### PROBLEM TO SOLVE
Of the lines in the entries below, state how many hold the word "true". Say nothing else.

### RECORDS FOR THE TASK
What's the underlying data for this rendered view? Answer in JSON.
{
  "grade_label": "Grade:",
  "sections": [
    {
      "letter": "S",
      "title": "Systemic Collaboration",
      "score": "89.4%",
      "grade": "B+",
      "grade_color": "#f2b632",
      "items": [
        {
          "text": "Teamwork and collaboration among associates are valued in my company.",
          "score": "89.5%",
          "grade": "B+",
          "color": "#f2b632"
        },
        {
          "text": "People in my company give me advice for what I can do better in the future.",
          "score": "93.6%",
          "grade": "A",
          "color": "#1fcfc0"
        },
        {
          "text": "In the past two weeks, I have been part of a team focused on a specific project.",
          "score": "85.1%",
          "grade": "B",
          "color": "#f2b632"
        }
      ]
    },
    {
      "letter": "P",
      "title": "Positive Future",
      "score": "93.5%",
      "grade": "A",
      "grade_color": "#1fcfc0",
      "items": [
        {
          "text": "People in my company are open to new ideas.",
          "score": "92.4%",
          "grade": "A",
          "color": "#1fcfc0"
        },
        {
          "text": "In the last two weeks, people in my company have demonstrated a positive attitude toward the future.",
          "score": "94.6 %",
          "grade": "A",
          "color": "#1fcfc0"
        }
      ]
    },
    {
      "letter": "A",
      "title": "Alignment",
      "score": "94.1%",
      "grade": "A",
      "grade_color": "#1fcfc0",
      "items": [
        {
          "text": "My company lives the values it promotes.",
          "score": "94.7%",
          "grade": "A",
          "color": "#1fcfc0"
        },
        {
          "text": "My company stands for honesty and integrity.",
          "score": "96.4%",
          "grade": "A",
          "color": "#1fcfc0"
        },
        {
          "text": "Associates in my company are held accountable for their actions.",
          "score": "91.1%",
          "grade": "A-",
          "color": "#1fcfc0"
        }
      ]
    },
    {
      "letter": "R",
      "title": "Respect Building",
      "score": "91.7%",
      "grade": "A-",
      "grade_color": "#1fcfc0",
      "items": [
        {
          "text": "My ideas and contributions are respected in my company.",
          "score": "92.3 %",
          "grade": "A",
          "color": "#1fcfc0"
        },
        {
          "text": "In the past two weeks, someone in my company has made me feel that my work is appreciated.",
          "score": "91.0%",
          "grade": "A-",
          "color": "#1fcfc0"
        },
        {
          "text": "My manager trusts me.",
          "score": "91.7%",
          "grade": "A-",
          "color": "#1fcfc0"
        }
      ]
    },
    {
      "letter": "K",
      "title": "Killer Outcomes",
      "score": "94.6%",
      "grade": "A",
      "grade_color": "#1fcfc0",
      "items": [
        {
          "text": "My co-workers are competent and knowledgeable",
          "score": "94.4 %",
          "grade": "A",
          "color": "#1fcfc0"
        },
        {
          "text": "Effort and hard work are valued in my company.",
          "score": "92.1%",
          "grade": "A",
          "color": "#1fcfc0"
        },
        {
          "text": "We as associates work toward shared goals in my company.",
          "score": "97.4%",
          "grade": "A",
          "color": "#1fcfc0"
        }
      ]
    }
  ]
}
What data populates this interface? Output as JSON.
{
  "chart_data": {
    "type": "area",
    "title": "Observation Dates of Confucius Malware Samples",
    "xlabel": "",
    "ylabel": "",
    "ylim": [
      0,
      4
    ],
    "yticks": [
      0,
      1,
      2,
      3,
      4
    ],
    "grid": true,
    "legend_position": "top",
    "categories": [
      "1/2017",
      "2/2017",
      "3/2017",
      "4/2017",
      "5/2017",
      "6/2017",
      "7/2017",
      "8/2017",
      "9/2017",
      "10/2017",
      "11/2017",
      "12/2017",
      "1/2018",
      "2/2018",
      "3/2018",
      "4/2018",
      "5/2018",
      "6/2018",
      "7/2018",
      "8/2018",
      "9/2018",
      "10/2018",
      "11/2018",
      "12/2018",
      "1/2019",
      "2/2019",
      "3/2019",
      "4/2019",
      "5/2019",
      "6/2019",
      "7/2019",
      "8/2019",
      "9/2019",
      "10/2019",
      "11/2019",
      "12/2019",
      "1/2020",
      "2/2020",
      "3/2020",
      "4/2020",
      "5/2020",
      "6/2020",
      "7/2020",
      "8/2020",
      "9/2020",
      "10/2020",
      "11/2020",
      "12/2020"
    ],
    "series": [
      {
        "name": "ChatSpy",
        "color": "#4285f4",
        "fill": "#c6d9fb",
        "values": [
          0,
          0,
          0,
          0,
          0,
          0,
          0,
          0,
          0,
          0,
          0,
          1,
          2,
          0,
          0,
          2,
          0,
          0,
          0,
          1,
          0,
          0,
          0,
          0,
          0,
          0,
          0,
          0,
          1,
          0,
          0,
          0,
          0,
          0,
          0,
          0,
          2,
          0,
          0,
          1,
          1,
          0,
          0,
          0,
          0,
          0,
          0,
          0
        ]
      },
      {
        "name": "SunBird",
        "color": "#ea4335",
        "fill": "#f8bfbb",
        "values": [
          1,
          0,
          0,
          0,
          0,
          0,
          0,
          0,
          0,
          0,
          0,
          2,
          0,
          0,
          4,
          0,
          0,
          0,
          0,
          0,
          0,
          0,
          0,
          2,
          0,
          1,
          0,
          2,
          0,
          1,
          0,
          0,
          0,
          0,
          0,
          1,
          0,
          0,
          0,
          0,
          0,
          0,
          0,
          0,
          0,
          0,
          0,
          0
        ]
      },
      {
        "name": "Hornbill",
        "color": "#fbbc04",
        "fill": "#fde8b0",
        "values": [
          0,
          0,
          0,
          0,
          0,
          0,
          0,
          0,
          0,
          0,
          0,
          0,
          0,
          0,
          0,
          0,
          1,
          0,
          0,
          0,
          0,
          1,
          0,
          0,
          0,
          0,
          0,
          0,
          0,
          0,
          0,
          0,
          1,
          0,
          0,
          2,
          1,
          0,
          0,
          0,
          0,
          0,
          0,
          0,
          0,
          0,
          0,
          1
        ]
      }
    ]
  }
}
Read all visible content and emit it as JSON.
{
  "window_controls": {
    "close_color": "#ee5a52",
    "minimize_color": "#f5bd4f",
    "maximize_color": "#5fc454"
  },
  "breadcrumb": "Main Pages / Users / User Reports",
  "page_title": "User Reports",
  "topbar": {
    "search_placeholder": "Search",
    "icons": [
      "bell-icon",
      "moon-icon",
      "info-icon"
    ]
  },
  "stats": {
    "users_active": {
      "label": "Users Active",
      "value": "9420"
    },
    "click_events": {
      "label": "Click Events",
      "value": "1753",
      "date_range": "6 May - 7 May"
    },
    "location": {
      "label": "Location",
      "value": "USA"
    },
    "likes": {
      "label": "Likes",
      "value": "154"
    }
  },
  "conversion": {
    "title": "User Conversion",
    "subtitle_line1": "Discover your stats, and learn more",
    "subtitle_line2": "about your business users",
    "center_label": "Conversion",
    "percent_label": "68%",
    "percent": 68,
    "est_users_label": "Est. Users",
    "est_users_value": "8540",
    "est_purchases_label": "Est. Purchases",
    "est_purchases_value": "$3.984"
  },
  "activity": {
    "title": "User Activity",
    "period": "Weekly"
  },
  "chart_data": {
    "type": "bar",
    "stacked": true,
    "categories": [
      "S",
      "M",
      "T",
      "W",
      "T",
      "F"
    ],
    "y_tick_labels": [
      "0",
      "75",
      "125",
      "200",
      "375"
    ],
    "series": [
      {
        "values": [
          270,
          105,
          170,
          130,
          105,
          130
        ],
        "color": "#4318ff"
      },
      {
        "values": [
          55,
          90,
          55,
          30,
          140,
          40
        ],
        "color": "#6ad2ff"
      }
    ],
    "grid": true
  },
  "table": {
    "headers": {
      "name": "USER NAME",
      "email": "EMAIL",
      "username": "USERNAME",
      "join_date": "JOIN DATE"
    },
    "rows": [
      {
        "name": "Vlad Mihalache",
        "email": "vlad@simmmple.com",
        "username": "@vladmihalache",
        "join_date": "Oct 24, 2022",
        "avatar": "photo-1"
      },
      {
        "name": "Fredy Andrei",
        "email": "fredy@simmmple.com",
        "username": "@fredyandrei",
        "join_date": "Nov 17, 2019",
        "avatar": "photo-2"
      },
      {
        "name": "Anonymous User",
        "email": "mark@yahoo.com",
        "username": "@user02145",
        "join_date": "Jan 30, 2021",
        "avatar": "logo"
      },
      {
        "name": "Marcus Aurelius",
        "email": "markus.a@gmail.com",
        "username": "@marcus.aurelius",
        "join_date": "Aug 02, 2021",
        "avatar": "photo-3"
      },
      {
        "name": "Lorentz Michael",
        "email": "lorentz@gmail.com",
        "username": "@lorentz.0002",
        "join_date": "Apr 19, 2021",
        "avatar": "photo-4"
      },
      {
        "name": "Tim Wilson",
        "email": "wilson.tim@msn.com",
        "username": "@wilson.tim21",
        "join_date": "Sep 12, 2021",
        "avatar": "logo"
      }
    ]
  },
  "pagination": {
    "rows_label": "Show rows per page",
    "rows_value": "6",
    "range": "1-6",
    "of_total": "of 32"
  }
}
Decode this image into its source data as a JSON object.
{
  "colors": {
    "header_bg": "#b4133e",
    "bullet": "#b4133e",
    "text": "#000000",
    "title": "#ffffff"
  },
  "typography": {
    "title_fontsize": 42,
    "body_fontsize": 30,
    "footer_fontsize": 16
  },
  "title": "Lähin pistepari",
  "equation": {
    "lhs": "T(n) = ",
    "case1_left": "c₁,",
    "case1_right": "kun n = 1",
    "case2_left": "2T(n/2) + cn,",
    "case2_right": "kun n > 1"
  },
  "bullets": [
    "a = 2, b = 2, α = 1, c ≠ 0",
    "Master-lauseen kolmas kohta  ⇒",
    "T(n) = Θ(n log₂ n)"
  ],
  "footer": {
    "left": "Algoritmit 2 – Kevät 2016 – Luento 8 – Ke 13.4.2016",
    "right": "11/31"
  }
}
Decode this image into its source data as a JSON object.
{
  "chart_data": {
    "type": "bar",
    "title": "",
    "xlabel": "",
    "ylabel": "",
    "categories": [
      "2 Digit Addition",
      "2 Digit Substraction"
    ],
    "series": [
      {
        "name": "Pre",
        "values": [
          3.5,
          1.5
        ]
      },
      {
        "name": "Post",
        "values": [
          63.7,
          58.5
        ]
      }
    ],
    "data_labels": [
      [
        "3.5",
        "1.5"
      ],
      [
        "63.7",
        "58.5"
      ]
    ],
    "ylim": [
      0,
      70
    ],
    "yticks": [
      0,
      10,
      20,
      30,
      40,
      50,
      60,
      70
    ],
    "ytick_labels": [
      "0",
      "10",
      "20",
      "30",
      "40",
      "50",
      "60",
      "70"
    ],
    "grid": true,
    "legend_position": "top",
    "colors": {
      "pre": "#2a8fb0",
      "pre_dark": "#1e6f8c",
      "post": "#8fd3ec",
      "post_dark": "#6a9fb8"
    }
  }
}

### RESULT FOR THIS TASK
4